→ REQUEST
Show every line that has the string "icon" in it.

+++++

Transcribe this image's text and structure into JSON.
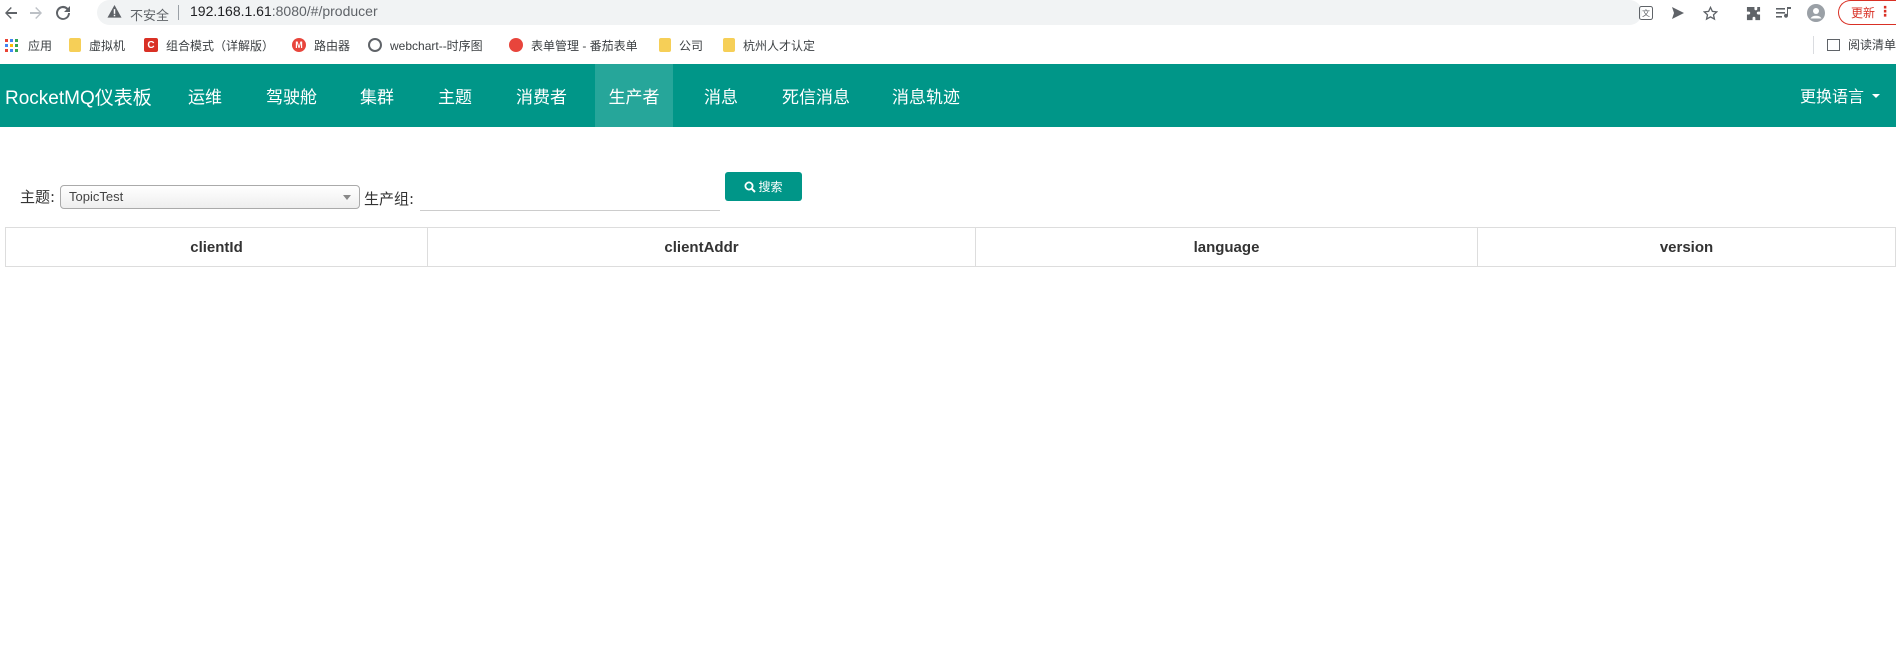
{
  "browser": {
    "insecure_label": "不安全",
    "url_host": "192.168.1.61",
    "url_rest": ":8080/#/producer",
    "update_label": "更新"
  },
  "bookmarks": {
    "items": [
      {
        "label": "应用",
        "icon": "apps-grid-icon"
      },
      {
        "label": "虚拟机",
        "icon": "folder-icon"
      },
      {
        "label": "组合模式（详解版）",
        "icon": "c-logo-icon"
      },
      {
        "label": "路由器",
        "icon": "m-logo-icon"
      },
      {
        "label": "webchart--时序图",
        "icon": "globe-icon"
      },
      {
        "label": "表单管理 - 番茄表单",
        "icon": "tomato-icon"
      },
      {
        "label": "公司",
        "icon": "folder-icon"
      },
      {
        "label": "杭州人才认定",
        "icon": "folder-icon"
      }
    ],
    "reading_list": "阅读清单"
  },
  "header": {
    "brand": "RocketMQ仪表板",
    "nav": [
      "运维",
      "驾驶舱",
      "集群",
      "主题",
      "消费者",
      "生产者",
      "消息",
      "死信消息",
      "消息轨迹"
    ],
    "active_nav": "生产者",
    "language_switch": "更换语言"
  },
  "search": {
    "topic_label": "主题:",
    "topic_value": "TopicTest",
    "group_label": "生产组:",
    "group_value": "",
    "search_button": "搜索"
  },
  "table": {
    "columns": [
      "clientId",
      "clientAddr",
      "language",
      "version"
    ],
    "rows": []
  },
  "colors": {
    "primary": "#009688",
    "active_nav": "#26a69a",
    "update_red": "#d93025"
  }
}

+++++

→ ANSWER FOR THE TASK
        "icon": "apps-grid-icon"
        "icon": "folder-icon"
        "icon": "c-logo-icon"
        "icon": "m-logo-icon"
        "icon": "globe-icon"
        "icon": "tomato-icon"
        "icon": "folder-icon"
        "icon": "folder-icon"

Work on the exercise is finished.